-- OBJECTIVE --
Find each line with "sounds" and copy it.

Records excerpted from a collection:
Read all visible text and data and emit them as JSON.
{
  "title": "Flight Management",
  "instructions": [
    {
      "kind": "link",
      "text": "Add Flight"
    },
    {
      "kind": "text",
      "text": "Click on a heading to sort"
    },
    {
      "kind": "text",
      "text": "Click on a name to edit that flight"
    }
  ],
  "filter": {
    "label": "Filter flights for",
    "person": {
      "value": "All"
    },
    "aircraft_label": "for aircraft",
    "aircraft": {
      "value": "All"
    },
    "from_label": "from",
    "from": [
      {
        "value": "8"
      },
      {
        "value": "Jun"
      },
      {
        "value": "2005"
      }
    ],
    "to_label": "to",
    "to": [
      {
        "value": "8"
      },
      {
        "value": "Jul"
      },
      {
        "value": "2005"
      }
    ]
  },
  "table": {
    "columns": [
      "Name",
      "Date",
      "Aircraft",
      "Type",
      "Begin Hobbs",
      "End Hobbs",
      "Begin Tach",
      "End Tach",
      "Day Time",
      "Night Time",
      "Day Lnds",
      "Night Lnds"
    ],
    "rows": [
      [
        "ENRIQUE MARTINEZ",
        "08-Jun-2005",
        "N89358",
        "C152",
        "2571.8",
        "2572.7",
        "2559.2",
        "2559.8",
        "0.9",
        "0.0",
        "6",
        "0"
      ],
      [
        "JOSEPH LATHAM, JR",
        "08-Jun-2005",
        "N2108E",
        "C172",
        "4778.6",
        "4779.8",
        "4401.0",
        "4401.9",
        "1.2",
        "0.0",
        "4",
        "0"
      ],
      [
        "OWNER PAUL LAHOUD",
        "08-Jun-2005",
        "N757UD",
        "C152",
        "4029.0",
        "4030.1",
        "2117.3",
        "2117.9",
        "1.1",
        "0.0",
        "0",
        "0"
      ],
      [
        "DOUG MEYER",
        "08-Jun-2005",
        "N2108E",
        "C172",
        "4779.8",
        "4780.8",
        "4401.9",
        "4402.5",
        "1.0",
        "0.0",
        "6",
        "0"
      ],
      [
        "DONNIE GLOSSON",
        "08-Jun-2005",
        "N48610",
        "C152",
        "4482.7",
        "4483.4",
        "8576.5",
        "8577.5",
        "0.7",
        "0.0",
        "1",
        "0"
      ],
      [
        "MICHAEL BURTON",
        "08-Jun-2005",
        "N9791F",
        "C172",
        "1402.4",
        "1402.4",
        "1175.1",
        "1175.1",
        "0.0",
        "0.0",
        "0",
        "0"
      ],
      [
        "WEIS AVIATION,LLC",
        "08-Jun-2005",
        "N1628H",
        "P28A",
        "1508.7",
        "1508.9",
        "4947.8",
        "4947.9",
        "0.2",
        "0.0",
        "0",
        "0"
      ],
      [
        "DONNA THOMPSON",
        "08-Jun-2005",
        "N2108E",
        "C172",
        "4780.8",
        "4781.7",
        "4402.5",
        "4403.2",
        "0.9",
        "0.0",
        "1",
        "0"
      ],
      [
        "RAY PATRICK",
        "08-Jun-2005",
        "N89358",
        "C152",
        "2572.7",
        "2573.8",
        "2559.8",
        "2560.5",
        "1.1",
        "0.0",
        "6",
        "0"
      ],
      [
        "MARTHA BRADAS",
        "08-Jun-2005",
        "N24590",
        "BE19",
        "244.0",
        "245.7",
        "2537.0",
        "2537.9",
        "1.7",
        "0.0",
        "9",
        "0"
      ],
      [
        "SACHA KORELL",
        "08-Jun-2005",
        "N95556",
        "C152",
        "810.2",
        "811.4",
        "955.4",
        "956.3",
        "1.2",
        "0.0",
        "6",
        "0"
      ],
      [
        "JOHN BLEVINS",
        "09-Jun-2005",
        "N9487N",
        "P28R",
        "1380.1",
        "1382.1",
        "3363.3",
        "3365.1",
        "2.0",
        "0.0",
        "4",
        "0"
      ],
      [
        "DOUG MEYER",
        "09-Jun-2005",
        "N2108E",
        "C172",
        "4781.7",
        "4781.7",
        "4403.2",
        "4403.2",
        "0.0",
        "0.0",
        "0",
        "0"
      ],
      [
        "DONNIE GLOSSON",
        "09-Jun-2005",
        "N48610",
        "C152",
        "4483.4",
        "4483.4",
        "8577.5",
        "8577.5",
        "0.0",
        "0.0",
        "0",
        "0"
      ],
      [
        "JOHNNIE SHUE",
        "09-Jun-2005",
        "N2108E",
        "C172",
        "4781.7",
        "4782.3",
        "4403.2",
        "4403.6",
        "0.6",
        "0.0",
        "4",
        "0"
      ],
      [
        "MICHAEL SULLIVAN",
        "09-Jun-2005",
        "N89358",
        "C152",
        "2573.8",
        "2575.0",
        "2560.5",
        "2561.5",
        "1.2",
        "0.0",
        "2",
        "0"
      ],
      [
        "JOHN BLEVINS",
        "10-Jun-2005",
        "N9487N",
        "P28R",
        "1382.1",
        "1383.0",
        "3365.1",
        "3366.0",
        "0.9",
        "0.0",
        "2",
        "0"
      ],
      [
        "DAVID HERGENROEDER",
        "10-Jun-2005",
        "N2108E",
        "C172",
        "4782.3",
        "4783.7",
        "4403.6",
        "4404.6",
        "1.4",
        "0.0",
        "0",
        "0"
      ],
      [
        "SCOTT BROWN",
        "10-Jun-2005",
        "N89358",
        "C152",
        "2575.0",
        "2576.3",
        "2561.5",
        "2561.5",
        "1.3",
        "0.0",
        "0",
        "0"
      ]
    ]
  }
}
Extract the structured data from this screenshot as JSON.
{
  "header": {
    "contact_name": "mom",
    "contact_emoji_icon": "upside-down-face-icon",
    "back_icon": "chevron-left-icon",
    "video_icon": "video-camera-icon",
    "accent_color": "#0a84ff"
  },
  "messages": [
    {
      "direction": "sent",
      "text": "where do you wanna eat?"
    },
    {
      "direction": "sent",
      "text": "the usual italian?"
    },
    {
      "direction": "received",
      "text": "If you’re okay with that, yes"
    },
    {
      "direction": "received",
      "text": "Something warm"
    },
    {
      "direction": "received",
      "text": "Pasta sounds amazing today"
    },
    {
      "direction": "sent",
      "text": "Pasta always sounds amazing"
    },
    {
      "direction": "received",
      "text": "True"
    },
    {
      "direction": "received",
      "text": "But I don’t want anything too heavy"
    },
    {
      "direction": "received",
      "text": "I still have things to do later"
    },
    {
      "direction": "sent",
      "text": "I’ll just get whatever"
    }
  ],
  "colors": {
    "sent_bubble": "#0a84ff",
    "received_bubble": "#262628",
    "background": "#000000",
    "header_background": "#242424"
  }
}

-- COMPLETED TASK --
      "text": "Pasta sounds amazing today"
      "text": "Pasta always sounds amazing"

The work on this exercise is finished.